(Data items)
** Begin **

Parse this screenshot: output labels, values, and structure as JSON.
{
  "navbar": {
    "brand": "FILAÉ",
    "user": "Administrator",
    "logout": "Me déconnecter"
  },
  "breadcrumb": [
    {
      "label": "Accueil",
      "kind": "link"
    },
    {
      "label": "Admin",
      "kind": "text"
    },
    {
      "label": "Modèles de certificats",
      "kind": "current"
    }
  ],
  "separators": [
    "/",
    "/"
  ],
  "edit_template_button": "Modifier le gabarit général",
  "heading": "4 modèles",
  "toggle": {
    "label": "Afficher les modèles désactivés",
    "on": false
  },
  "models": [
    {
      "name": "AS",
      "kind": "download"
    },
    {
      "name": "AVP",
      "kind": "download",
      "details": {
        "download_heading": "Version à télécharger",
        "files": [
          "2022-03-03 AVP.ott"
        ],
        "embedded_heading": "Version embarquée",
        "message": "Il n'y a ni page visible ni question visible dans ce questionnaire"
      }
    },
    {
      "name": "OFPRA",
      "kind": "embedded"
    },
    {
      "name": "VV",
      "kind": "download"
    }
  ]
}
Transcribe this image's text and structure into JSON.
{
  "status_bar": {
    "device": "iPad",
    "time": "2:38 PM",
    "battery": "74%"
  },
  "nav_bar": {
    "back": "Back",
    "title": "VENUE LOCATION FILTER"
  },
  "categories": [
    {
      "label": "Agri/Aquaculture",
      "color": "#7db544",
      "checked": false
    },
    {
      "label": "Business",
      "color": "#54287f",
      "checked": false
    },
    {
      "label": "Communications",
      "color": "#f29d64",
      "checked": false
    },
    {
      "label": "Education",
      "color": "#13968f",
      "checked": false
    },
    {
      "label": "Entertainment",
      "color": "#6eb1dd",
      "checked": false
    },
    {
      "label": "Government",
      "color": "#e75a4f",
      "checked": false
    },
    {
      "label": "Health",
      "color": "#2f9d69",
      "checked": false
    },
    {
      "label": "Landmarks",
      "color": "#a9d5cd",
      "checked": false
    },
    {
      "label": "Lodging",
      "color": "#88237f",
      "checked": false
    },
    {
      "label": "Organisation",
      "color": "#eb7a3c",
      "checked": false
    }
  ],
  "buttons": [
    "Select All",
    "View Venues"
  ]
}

** End **

Copy out every line with the word "color".

      "color": "#7db544",
      "color": "#54287f",
      "color": "#f29d64",
      "color": "#13968f",
      "color": "#6eb1dd",
      "color": "#e75a4f",
      "color": "#2f9d69",
      "color": "#a9d5cd",
      "color": "#88237f",
      "color": "#eb7a3c",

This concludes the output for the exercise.